** START OF Provided data **

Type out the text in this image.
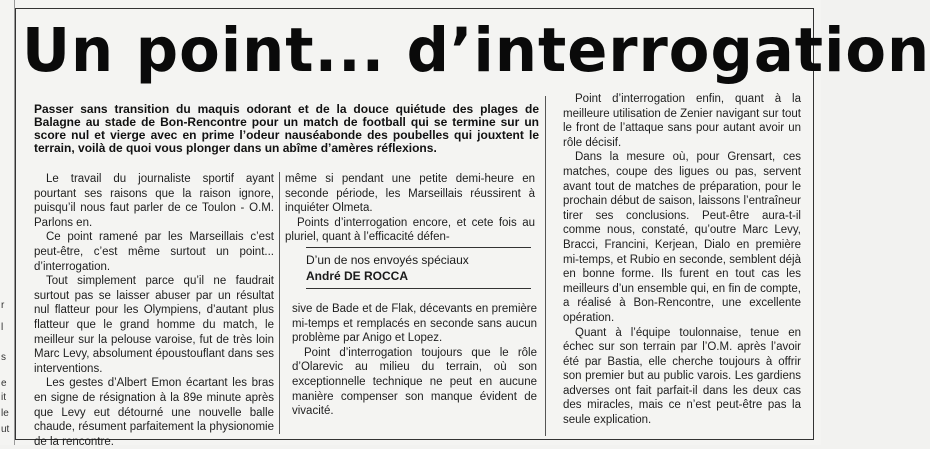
r
l
s
e
it
le
ut
Un point... d’interrogation
Passer sans transition du maquis odorant et de la douce quiétude des plages de Balagne au stade de Bon-Rencontre pour un match de football qui se termine sur un score nul et vierge avec en prime l’odeur nauséabonde des poubelles qui jouxtent le terrain, voilà de quoi vous plonger dans un abîme d’amères réflexions.

Le travail du journaliste sportif ayant pourtant ses raisons que la raison ignore, puisqu’il nous faut parler de ce Toulon - O.M. Parlons en.

Ce point ramené par les Marseillais c’est peut-être, c’est même surtout un point... d’interrogation.

Tout simplement parce qu’il ne faudrait surtout pas se laisser abuser par un résultat nul flatteur pour les Olympiens, d’autant plus flatteur que le grand homme du match, le meilleur sur la pelouse varoise, fut de très loin Marc Levy, absolument époustouflant dans ses interventions.

Les gestes d’Albert Emon écartant les bras en signe de résignation à la 89e minute après que Levy eut détourné une nouvelle balle chaude, résument parfaitement la physionomie de la rencontre.

même si pendant une petite demi-heure en seconde période, les Marseillais réussirent à inquiéter Olmeta.

Points d’interrogation encore, et cete fois au pluriel, quant à l’efficacité défen-

D’un de nos envoyés spéciaux
André DE ROCCA

sive de Bade et de Flak, décevants en première mi-temps et remplacés en seconde sans aucun problème par Anigo et Lopez.

Point d’interrogation toujours que le rôle d’Olarevic au milieu du terrain, où son exceptionnelle technique ne peut en aucune manière compenser son manque évident de vivacité.

Point d’interrogation enfin, quant à la meilleure utilisation de Zenier navigant sur tout le front de l’attaque sans pour autant avoir un rôle décisif.

Dans la mesure où, pour Grensart, ces matches, coupe des ligues ou pas, servent avant tout de matches de préparation, pour le prochain début de saison, laissons l’entraîneur tirer ses conclusions. Peut-être aura-t-il comme nous, constaté, qu’outre Marc Levy, Bracci, Francini, Kerjean, Dialo en première mi-temps, et Rubio en seconde, semblent déjà en bonne forme. Ils furent en tout cas les meilleurs d’un ensemble qui, en fin de compte, a réalisé à Bon-Rencontre, une excellente opération.

Quant à l’équipe toulonnaise, tenue en échec sur son terrain par l’O.M. après l’avoir été par Bastia, elle cherche toujours à offrir son premier but au public varois. Les gardiens adverses ont fait parfait-il dans les deux cas des miracles, mais ce n’est peut-être pas la seule explication.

** END OF Provided data **

Short problem. Transcribe every record above exactly as written, leaving out any pictures.

Worked solution.
Type out the text in this image.
r
l
s
e
it
le
ut
Un point... d’interrogation
Passer sans transition du maquis odorant et de la douce quiétude des plages de Balagne au stade de Bon-Rencontre pour un match de football qui se termine sur un score nul et vierge avec en prime l’odeur nauséabonde des poubelles qui jouxtent le terrain, voilà de quoi vous plonger dans un abîme d’amères réflexions.

Le travail du journaliste sportif ayant pourtant ses raisons que la raison ignore, puisqu’il nous faut parler de ce Toulon - O.M. Parlons en.

Ce point ramené par les Marseillais c’est peut-être, c’est même surtout un point... d’interrogation.

Tout simplement parce qu’il ne faudrait surtout pas se laisser abuser par un résultat nul flatteur pour les Olympiens, d’autant plus flatteur que le grand homme du match, le meilleur sur la pelouse varoise, fut de très loin Marc Levy, absolument époustouflant dans ses interventions.

Les gestes d’Albert Emon écartant les bras en signe de résignation à la 89e minute après que Levy eut détourné une nouvelle balle chaude, résument parfaitement la physionomie de la rencontre.

même si pendant une petite demi-heure en seconde période, les Marseillais réussirent à inquiéter Olmeta.

Points d’interrogation encore, et cete fois au pluriel, quant à l’efficacité défen-

D’un de nos envoyés spéciaux
André DE ROCCA

sive de Bade et de Flak, décevants en première mi-temps et remplacés en seconde sans aucun problème par Anigo et Lopez.

Point d’interrogation toujours que le rôle d’Olarevic au milieu du terrain, où son exceptionnelle technique ne peut en aucune manière compenser son manque évident de vivacité.

Point d’interrogation enfin, quant à la meilleure utilisation de Zenier navigant sur tout le front de l’attaque sans pour autant avoir un rôle décisif.

Dans la mesure où, pour Grensart, ces matches, coupe des ligues ou pas, servent avant tout de matches de préparation, pour le prochain début de saison, laissons l’entraîneur tirer ses conclusions. Peut-être aura-t-il comme nous, constaté, qu’outre Marc Levy, Bracci, Francini, Kerjean, Dialo en première mi-temps, et Rubio en seconde, semblent déjà en bonne forme. Ils furent en tout cas les meilleurs d’un ensemble qui, en fin de compte, a réalisé à Bon-Rencontre, une excellente opération.

Quant à l’équipe toulonnaise, tenue en échec sur son terrain par l’O.M. après l’avoir été par Bastia, elle cherche toujours à offrir son premier but au public varois. Les gardiens adverses ont fait parfait-il dans les deux cas des miracles, mais ce n’est peut-être pas la seule explication.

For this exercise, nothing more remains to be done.